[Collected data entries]
····················
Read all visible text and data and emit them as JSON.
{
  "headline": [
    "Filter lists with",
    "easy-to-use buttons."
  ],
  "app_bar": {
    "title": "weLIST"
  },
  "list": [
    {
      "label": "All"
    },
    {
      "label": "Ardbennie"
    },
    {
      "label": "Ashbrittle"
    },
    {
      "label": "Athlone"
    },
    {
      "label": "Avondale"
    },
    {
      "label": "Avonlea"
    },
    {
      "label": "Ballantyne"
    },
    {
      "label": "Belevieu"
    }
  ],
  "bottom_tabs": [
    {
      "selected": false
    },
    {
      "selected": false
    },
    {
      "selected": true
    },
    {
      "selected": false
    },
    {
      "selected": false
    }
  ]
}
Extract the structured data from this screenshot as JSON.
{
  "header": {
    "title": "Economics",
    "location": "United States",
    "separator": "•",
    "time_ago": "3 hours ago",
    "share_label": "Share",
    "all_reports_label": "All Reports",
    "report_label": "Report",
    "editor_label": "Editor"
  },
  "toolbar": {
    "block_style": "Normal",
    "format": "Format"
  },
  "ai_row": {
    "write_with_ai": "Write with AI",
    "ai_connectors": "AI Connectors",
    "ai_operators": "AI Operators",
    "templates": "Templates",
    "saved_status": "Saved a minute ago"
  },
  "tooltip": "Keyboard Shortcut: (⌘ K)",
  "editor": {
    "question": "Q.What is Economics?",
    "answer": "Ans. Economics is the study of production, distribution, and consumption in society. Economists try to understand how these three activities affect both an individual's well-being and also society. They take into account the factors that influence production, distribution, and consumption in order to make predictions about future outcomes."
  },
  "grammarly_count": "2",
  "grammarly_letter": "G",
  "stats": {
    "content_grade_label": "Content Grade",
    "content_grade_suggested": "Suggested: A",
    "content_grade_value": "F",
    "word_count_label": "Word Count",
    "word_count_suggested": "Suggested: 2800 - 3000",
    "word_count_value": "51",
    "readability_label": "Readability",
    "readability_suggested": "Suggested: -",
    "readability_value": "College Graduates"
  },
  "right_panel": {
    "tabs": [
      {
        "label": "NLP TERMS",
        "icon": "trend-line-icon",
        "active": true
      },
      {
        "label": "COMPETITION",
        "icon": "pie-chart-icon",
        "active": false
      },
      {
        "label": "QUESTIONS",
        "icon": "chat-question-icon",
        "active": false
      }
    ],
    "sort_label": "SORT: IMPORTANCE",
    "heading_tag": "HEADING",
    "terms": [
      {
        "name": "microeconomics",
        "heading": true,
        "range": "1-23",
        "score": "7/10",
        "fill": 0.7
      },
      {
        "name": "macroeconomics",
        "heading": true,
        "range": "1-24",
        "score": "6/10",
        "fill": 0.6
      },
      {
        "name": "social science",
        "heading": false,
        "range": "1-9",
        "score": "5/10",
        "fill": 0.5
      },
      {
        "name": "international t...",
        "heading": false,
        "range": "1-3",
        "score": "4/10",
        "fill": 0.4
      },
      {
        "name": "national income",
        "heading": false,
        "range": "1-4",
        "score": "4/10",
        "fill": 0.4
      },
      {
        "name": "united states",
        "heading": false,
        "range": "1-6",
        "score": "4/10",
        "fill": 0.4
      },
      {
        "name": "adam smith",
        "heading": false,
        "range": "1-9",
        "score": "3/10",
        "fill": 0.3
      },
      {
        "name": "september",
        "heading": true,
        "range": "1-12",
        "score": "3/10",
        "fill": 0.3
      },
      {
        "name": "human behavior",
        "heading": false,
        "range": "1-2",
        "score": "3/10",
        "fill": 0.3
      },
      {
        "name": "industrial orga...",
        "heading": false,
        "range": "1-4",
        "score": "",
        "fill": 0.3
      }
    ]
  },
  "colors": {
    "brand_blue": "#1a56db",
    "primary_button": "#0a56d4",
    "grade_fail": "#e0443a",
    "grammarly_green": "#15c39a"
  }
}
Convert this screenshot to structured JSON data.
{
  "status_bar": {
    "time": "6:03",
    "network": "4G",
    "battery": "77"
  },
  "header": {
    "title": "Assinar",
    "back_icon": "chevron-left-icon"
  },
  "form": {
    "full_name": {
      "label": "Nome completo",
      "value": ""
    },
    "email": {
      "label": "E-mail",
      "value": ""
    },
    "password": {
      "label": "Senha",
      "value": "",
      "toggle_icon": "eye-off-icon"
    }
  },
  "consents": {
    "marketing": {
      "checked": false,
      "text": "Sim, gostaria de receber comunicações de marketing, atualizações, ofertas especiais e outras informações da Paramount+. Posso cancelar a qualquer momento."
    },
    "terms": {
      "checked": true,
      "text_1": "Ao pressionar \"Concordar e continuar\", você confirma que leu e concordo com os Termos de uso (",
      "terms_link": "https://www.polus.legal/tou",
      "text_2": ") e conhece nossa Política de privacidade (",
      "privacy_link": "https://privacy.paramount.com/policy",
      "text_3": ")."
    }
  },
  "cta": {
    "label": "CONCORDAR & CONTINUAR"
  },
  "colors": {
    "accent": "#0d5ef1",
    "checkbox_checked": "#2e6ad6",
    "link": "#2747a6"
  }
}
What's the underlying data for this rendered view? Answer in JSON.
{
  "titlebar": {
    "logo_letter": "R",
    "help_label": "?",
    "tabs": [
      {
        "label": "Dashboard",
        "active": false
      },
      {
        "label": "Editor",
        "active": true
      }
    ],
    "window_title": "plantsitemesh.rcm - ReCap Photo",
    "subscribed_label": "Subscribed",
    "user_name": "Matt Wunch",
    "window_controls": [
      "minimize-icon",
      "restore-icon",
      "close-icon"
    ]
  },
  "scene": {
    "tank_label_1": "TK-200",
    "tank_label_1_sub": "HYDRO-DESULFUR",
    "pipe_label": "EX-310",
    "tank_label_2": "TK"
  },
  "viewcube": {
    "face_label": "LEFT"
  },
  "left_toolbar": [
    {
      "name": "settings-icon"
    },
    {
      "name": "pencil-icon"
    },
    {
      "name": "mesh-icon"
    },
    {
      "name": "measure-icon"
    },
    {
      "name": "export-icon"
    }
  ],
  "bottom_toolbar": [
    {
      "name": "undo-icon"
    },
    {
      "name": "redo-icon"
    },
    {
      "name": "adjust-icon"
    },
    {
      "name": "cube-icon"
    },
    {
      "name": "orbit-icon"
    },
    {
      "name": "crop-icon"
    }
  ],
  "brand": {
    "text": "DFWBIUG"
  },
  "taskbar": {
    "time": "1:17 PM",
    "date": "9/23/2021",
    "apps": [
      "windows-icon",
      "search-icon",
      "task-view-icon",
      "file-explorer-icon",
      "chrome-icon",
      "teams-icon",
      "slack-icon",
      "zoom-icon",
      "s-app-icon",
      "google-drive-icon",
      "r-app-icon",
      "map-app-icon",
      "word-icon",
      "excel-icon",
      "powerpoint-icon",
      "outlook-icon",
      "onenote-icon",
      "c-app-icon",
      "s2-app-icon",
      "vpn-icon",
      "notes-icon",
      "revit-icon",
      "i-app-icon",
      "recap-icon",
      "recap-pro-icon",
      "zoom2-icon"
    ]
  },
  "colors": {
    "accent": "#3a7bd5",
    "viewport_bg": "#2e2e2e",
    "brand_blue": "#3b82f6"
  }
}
····················
What to do:
Transcribe the whole listing with nothing added or left out.

Task result:
Read all visible text and data and emit them as JSON.
{
  "headline": [
    "Filter lists with",
    "easy-to-use buttons."
  ],
  "app_bar": {
    "title": "weLIST"
  },
  "list": [
    {
      "label": "All"
    },
    {
      "label": "Ardbennie"
    },
    {
      "label": "Ashbrittle"
    },
    {
      "label": "Athlone"
    },
    {
      "label": "Avondale"
    },
    {
      "label": "Avonlea"
    },
    {
      "label": "Ballantyne"
    },
    {
      "label": "Belevieu"
    }
  ],
  "bottom_tabs": [
    {
      "selected": false
    },
    {
      "selected": false
    },
    {
      "selected": true
    },
    {
      "selected": false
    },
    {
      "selected": false
    }
  ]
}
Extract the structured data from this screenshot as JSON.
{
  "header": {
    "title": "Economics",
    "location": "United States",
    "separator": "•",
    "time_ago": "3 hours ago",
    "share_label": "Share",
    "all_reports_label": "All Reports",
    "report_label": "Report",
    "editor_label": "Editor"
  },
  "toolbar": {
    "block_style": "Normal",
    "format": "Format"
  },
  "ai_row": {
    "write_with_ai": "Write with AI",
    "ai_connectors": "AI Connectors",
    "ai_operators": "AI Operators",
    "templates": "Templates",
    "saved_status": "Saved a minute ago"
  },
  "tooltip": "Keyboard Shortcut: (⌘ K)",
  "editor": {
    "question": "Q.What is Economics?",
    "answer": "Ans. Economics is the study of production, distribution, and consumption in society. Economists try to understand how these three activities affect both an individual's well-being and also society. They take into account the factors that influence production, distribution, and consumption in order to make predictions about future outcomes."
  },
  "grammarly_count": "2",
  "grammarly_letter": "G",
  "stats": {
    "content_grade_label": "Content Grade",
    "content_grade_suggested": "Suggested: A",
    "content_grade_value": "F",
    "word_count_label": "Word Count",
    "word_count_suggested": "Suggested: 2800 - 3000",
    "word_count_value": "51",
    "readability_label": "Readability",
    "readability_suggested": "Suggested: -",
    "readability_value": "College Graduates"
  },
  "right_panel": {
    "tabs": [
      {
        "label": "NLP TERMS",
        "icon": "trend-line-icon",
        "active": true
      },
      {
        "label": "COMPETITION",
        "icon": "pie-chart-icon",
        "active": false
      },
      {
        "label": "QUESTIONS",
        "icon": "chat-question-icon",
        "active": false
      }
    ],
    "sort_label": "SORT: IMPORTANCE",
    "heading_tag": "HEADING",
    "terms": [
      {
        "name": "microeconomics",
        "heading": true,
        "range": "1-23",
        "score": "7/10",
        "fill": 0.7
      },
      {
        "name": "macroeconomics",
        "heading": true,
        "range": "1-24",
        "score": "6/10",
        "fill": 0.6
      },
      {
        "name": "social science",
        "heading": false,
        "range": "1-9",
        "score": "5/10",
        "fill": 0.5
      },
      {
        "name": "international t...",
        "heading": false,
        "range": "1-3",
        "score": "4/10",
        "fill": 0.4
      },
      {
        "name": "national income",
        "heading": false,
        "range": "1-4",
        "score": "4/10",
        "fill": 0.4
      },
      {
        "name": "united states",
        "heading": false,
        "range": "1-6",
        "score": "4/10",
        "fill": 0.4
      },
      {
        "name": "adam smith",
        "heading": false,
        "range": "1-9",
        "score": "3/10",
        "fill": 0.3
      },
      {
        "name": "september",
        "heading": true,
        "range": "1-12",
        "score": "3/10",
        "fill": 0.3
      },
      {
        "name": "human behavior",
        "heading": false,
        "range": "1-2",
        "score": "3/10",
        "fill": 0.3
      },
      {
        "name": "industrial orga...",
        "heading": false,
        "range": "1-4",
        "score": "",
        "fill": 0.3
      }
    ]
  },
  "colors": {
    "brand_blue": "#1a56db",
    "primary_button": "#0a56d4",
    "grade_fail": "#e0443a",
    "grammarly_green": "#15c39a"
  }
}
Convert this screenshot to structured JSON data.
{
  "status_bar": {
    "time": "6:03",
    "network": "4G",
    "battery": "77"
  },
  "header": {
    "title": "Assinar",
    "back_icon": "chevron-left-icon"
  },
  "form": {
    "full_name": {
      "label": "Nome completo",
      "value": ""
    },
    "email": {
      "label": "E-mail",
      "value": ""
    },
    "password": {
      "label": "Senha",
      "value": "",
      "toggle_icon": "eye-off-icon"
    }
  },
  "consents": {
    "marketing": {
      "checked": false,
      "text": "Sim, gostaria de receber comunicações de marketing, atualizações, ofertas especiais e outras informações da Paramount+. Posso cancelar a qualquer momento."
    },
    "terms": {
      "checked": true,
      "text_1": "Ao pressionar \"Concordar e continuar\", você confirma que leu e concordo com os Termos de uso (",
      "terms_link": "https://www.polus.legal/tou",
      "text_2": ") e conhece nossa Política de privacidade (",
      "privacy_link": "https://privacy.paramount.com/policy",
      "text_3": ")."
    }
  },
  "cta": {
    "label": "CONCORDAR & CONTINUAR"
  },
  "colors": {
    "accent": "#0d5ef1",
    "checkbox_checked": "#2e6ad6",
    "link": "#2747a6"
  }
}
What's the underlying data for this rendered view? Answer in JSON.
{
  "titlebar": {
    "logo_letter": "R",
    "help_label": "?",
    "tabs": [
      {
        "label": "Dashboard",
        "active": false
      },
      {
        "label": "Editor",
        "active": true
      }
    ],
    "window_title": "plantsitemesh.rcm - ReCap Photo",
    "subscribed_label": "Subscribed",
    "user_name": "Matt Wunch",
    "window_controls": [
      "minimize-icon",
      "restore-icon",
      "close-icon"
    ]
  },
  "scene": {
    "tank_label_1": "TK-200",
    "tank_label_1_sub": "HYDRO-DESULFUR",
    "pipe_label": "EX-310",
    "tank_label_2": "TK"
  },
  "viewcube": {
    "face_label": "LEFT"
  },
  "left_toolbar": [
    {
      "name": "settings-icon"
    },
    {
      "name": "pencil-icon"
    },
    {
      "name": "mesh-icon"
    },
    {
      "name": "measure-icon"
    },
    {
      "name": "export-icon"
    }
  ],
  "bottom_toolbar": [
    {
      "name": "undo-icon"
    },
    {
      "name": "redo-icon"
    },
    {
      "name": "adjust-icon"
    },
    {
      "name": "cube-icon"
    },
    {
      "name": "orbit-icon"
    },
    {
      "name": "crop-icon"
    }
  ],
  "brand": {
    "text": "DFWBIUG"
  },
  "taskbar": {
    "time": "1:17 PM",
    "date": "9/23/2021",
    "apps": [
      "windows-icon",
      "search-icon",
      "task-view-icon",
      "file-explorer-icon",
      "chrome-icon",
      "teams-icon",
      "slack-icon",
      "zoom-icon",
      "s-app-icon",
      "google-drive-icon",
      "r-app-icon",
      "map-app-icon",
      "word-icon",
      "excel-icon",
      "powerpoint-icon",
      "outlook-icon",
      "onenote-icon",
      "c-app-icon",
      "s2-app-icon",
      "vpn-icon",
      "notes-icon",
      "revit-icon",
      "i-app-icon",
      "recap-icon",
      "recap-pro-icon",
      "zoom2-icon"
    ]
  },
  "colors": {
    "accent": "#3a7bd5",
    "viewport_bg": "#2e2e2e",
    "brand_blue": "#3b82f6"
  }
}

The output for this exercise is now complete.